__Request__. Copy out each line of the data holding "title".

__Provided data__.
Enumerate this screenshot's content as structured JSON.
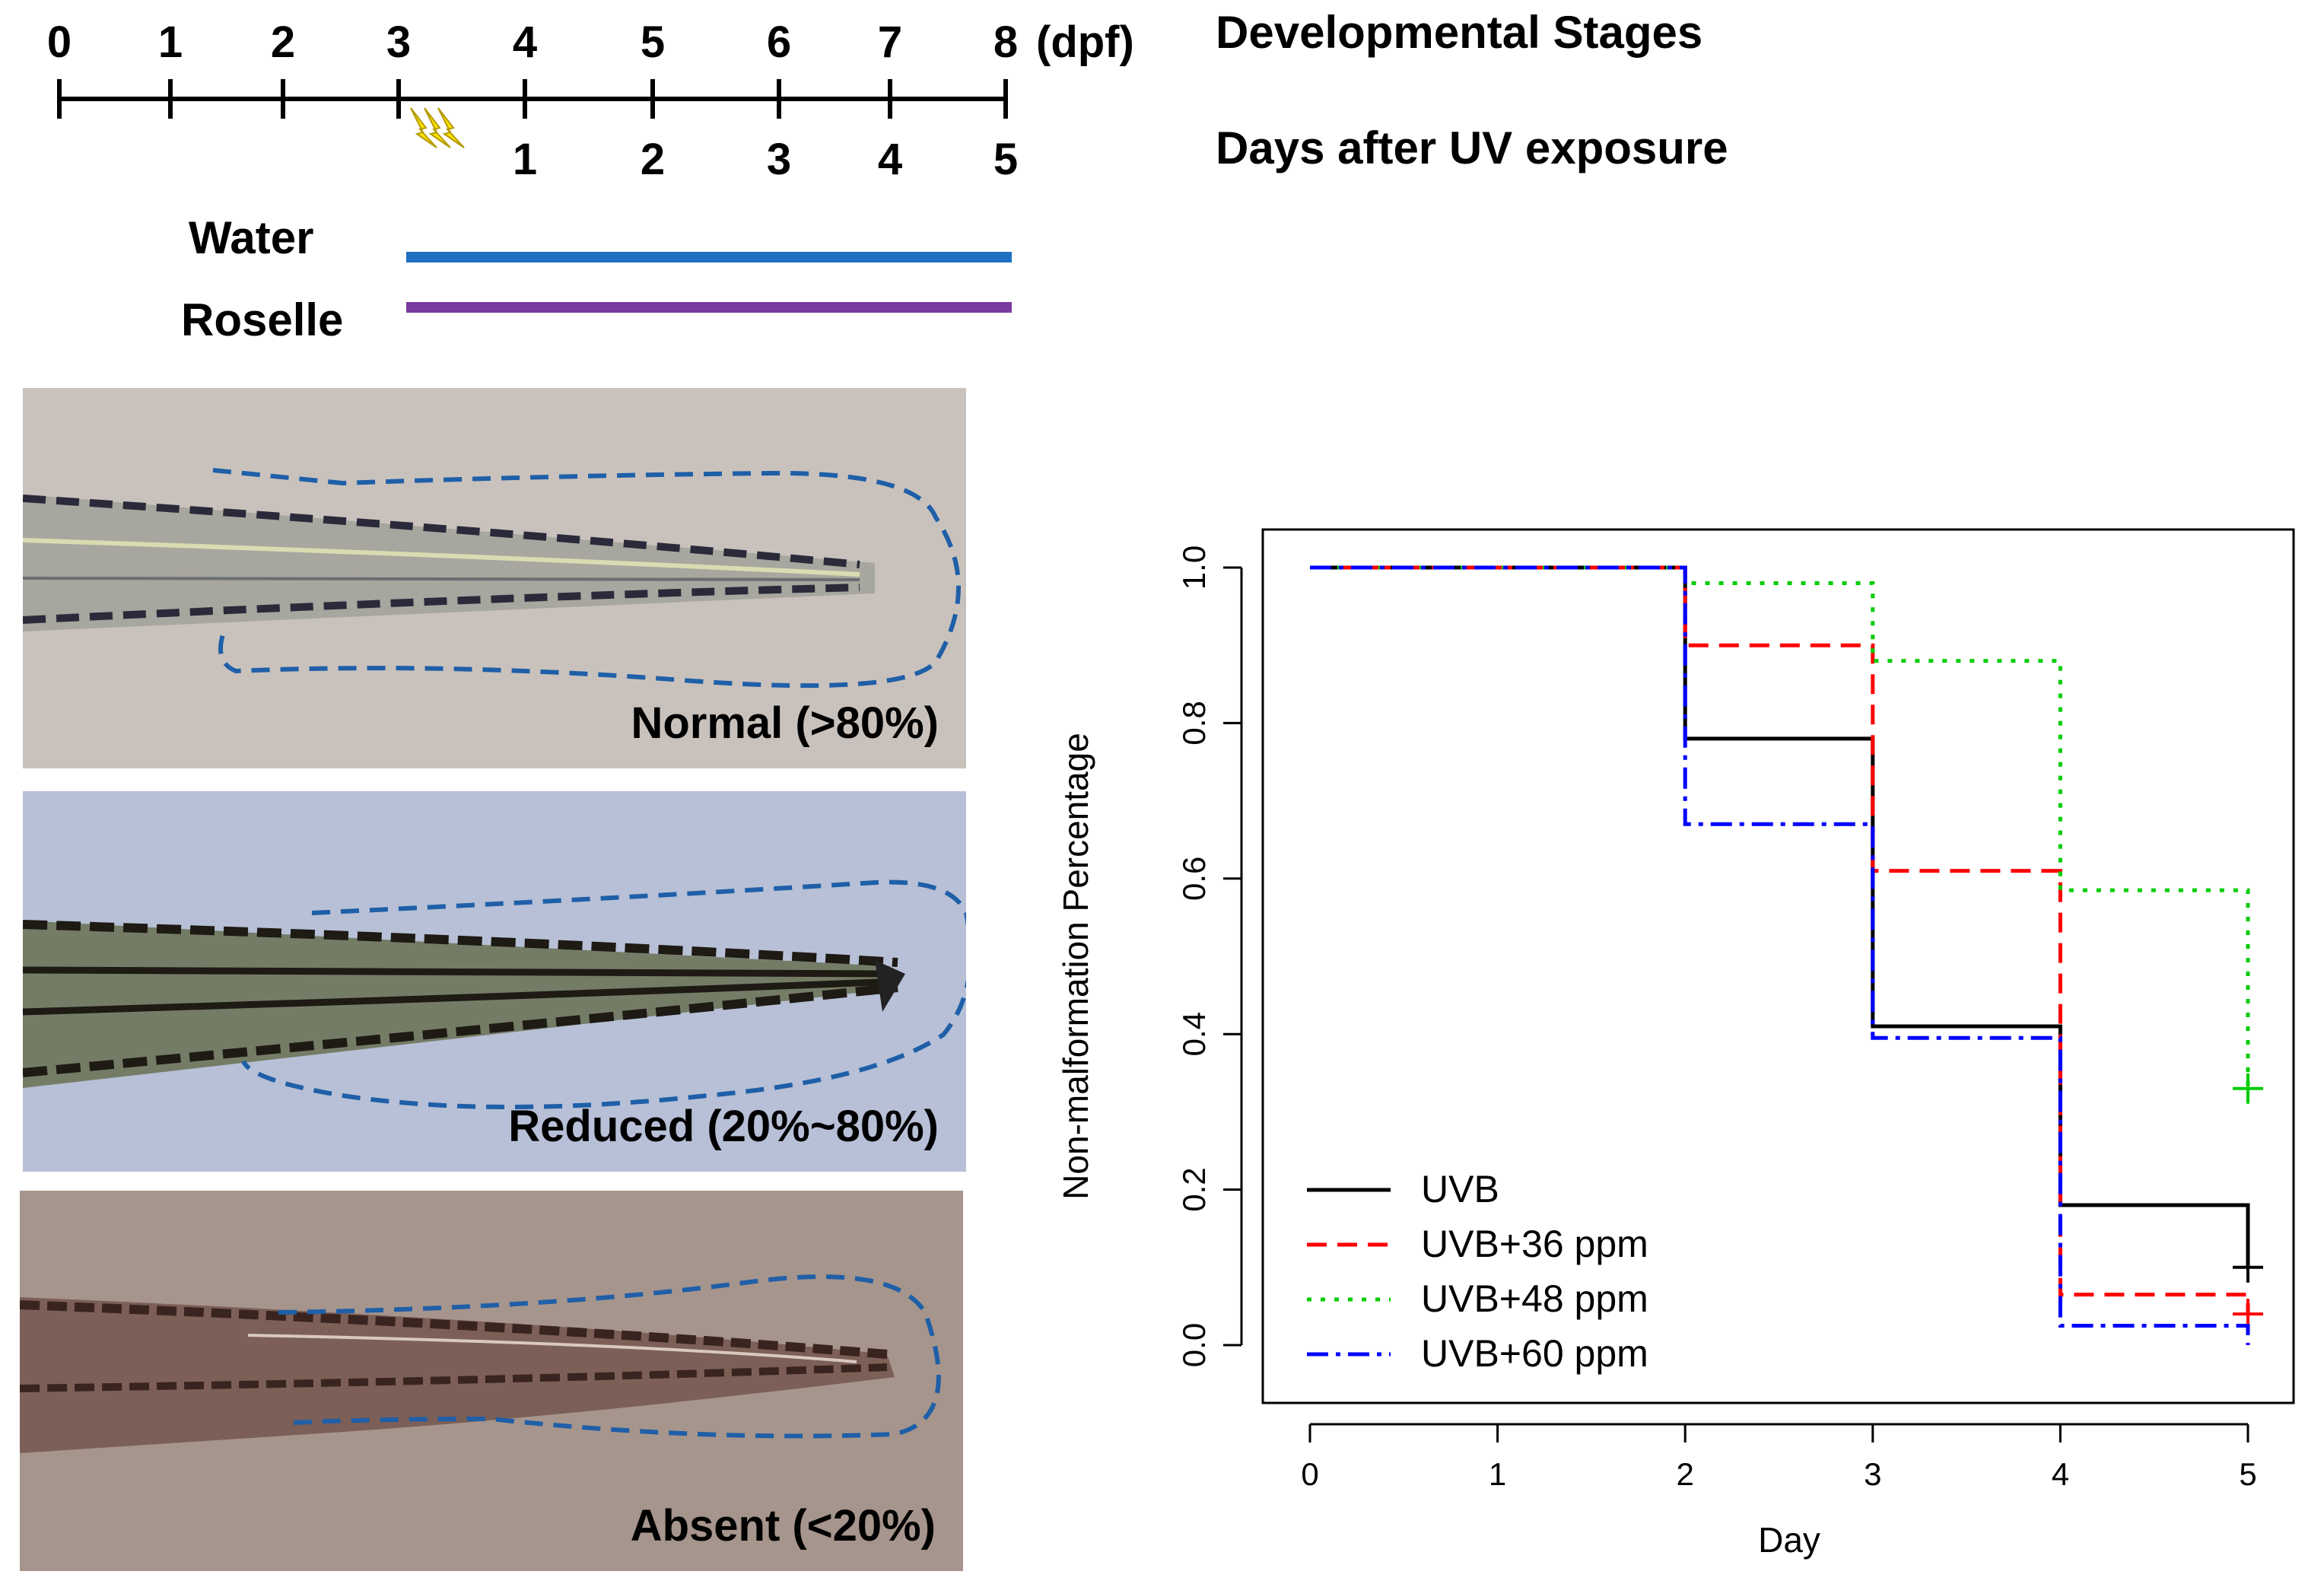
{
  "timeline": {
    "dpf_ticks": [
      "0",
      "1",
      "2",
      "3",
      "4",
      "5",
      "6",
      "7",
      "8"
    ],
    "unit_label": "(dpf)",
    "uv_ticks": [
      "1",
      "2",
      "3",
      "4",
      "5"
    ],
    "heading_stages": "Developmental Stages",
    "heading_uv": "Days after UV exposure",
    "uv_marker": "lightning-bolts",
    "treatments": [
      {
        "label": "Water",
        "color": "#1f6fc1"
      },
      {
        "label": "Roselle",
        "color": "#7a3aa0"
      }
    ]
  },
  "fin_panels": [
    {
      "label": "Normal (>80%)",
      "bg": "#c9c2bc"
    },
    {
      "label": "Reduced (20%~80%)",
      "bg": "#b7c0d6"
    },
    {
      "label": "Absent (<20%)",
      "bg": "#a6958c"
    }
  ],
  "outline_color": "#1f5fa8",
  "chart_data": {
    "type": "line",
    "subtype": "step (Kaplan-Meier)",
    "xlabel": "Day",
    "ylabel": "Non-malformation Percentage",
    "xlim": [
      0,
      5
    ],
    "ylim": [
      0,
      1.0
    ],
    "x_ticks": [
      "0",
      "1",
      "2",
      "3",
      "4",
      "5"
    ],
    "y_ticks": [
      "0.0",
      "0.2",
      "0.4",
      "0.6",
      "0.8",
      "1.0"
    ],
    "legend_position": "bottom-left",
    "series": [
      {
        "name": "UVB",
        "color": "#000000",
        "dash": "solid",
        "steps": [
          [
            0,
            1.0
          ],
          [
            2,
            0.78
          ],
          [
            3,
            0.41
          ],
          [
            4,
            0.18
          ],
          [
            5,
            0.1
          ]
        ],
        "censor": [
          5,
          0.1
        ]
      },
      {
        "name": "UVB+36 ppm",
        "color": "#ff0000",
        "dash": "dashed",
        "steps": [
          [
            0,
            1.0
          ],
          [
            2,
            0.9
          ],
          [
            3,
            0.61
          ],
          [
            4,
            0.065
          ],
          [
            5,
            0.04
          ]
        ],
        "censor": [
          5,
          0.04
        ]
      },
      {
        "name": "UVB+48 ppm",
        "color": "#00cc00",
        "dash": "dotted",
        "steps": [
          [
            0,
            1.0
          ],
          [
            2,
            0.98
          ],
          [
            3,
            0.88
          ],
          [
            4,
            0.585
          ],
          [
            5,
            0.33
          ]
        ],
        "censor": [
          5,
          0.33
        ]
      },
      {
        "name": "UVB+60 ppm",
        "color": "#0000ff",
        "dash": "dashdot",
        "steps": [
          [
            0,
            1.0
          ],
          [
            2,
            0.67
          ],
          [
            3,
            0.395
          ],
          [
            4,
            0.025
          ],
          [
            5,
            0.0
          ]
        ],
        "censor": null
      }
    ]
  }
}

==

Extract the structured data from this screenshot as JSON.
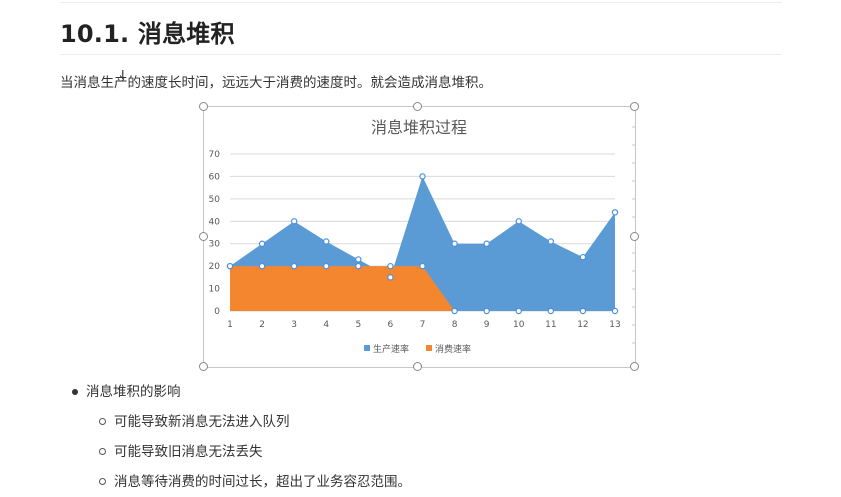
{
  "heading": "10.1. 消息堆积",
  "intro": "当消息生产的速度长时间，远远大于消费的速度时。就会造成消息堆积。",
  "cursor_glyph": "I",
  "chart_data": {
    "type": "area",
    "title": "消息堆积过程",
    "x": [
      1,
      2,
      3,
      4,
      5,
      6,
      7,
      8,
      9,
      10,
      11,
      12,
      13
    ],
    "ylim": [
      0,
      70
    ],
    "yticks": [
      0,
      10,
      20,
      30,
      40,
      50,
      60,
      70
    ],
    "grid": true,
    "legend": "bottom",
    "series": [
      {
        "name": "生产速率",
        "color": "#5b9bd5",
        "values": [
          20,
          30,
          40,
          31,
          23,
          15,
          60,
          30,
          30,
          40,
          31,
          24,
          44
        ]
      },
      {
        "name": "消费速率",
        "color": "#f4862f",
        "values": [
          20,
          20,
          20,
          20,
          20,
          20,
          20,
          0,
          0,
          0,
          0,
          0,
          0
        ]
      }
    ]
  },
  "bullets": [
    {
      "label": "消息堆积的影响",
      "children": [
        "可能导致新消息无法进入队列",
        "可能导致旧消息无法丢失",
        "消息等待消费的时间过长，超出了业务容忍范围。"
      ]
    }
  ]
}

--

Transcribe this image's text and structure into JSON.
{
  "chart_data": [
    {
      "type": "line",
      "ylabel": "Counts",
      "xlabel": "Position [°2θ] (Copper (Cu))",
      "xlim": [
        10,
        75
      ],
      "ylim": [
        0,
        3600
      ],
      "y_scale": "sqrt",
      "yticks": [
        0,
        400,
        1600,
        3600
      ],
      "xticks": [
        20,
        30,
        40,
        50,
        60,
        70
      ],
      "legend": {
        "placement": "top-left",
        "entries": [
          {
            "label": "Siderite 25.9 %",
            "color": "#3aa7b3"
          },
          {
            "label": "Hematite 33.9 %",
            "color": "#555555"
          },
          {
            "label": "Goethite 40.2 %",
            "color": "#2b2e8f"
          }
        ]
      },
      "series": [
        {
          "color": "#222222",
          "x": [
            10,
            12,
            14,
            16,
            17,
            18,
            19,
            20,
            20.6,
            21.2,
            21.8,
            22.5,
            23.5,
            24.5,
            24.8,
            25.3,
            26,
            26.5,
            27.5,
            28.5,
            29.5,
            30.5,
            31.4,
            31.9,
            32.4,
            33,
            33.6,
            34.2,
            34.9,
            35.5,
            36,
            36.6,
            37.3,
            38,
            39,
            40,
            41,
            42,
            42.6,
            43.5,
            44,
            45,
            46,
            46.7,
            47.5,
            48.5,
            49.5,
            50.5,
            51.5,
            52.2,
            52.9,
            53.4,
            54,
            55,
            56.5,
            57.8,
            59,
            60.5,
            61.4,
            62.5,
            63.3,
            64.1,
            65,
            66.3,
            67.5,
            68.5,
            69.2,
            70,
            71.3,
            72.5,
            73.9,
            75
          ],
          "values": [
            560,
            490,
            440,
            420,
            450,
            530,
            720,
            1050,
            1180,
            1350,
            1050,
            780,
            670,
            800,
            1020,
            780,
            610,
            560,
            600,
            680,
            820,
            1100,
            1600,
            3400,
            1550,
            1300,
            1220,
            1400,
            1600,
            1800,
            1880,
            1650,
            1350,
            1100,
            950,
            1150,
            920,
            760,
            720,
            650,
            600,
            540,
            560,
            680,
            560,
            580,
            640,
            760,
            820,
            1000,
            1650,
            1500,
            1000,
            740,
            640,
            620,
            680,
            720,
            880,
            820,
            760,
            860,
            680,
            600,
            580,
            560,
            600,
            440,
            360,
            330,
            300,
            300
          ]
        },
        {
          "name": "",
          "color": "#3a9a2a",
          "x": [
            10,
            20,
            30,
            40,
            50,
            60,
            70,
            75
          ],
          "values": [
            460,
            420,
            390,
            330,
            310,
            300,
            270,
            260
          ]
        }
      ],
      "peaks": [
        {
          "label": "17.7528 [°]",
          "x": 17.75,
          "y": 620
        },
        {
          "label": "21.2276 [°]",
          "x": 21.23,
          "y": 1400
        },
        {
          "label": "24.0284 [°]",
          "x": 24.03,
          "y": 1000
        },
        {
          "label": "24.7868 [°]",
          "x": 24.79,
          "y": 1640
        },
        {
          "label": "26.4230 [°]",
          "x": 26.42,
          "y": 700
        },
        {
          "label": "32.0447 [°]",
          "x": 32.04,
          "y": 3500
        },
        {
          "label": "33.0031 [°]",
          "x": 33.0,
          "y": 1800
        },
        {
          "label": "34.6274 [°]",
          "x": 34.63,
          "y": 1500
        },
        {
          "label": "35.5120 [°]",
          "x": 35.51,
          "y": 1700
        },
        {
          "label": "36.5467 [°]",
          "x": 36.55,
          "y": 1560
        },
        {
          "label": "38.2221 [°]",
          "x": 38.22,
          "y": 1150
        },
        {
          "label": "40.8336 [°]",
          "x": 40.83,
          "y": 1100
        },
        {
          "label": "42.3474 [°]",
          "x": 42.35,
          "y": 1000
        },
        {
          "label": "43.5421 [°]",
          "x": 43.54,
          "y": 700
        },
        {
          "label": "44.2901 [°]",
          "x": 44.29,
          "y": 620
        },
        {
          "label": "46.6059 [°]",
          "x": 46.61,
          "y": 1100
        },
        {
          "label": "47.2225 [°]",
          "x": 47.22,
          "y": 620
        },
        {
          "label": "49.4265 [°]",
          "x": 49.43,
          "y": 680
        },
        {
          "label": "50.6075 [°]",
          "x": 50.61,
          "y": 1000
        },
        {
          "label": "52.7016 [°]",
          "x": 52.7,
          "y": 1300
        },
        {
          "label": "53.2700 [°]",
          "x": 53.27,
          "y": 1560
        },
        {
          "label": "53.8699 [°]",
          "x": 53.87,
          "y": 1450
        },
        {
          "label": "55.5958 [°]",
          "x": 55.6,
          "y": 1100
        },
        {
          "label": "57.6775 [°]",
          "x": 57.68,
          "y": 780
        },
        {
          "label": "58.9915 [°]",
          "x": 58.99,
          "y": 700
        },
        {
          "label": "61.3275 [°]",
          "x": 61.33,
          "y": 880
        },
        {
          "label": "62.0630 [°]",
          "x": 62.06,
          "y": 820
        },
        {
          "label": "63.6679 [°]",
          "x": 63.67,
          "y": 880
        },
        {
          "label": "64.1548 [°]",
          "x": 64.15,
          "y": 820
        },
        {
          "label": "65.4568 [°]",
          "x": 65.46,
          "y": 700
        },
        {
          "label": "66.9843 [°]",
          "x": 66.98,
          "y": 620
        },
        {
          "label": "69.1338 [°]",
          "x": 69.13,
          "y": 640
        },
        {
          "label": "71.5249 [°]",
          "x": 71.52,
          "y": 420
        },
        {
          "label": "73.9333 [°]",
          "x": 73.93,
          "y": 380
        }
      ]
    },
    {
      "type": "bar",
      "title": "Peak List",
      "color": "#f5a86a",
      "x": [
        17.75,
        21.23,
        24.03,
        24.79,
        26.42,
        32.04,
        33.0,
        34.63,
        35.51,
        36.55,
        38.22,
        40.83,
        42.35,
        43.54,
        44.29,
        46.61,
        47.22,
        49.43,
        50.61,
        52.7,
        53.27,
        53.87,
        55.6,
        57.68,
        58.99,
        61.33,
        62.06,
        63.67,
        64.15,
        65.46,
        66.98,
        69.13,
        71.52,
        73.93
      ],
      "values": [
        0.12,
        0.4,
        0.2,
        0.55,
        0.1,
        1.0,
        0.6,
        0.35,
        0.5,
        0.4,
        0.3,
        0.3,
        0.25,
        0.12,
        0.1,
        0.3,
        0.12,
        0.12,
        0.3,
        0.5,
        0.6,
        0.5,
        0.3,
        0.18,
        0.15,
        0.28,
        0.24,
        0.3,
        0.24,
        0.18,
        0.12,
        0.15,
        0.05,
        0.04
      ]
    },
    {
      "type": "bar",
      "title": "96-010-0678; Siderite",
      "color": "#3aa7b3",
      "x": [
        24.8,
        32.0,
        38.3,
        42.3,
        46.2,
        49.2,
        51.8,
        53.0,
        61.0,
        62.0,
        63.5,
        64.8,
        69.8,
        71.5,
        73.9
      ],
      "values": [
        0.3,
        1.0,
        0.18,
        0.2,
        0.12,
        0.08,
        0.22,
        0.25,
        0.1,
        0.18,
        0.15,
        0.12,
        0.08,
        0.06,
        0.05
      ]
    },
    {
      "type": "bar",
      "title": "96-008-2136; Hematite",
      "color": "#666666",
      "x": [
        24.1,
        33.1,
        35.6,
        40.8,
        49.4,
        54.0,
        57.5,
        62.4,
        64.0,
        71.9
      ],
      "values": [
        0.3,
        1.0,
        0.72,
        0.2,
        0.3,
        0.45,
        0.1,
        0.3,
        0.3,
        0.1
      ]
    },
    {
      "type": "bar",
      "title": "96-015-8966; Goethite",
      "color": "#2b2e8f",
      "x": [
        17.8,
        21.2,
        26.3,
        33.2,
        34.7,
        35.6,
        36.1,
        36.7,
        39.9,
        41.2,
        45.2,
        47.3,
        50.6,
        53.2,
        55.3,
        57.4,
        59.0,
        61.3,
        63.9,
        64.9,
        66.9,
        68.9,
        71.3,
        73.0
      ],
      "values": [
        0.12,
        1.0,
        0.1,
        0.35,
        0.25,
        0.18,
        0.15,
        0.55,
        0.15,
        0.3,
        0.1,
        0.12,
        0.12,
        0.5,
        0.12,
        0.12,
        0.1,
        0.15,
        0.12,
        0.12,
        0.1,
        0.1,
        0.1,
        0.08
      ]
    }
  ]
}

__Answer below__.
    "title": "消息堆积过程",
      "title": "Peak List",
      "title": "96-010-0678; Siderite",
      "title": "96-008-2136; Hematite",
      "title": "96-015-8966; Goethite",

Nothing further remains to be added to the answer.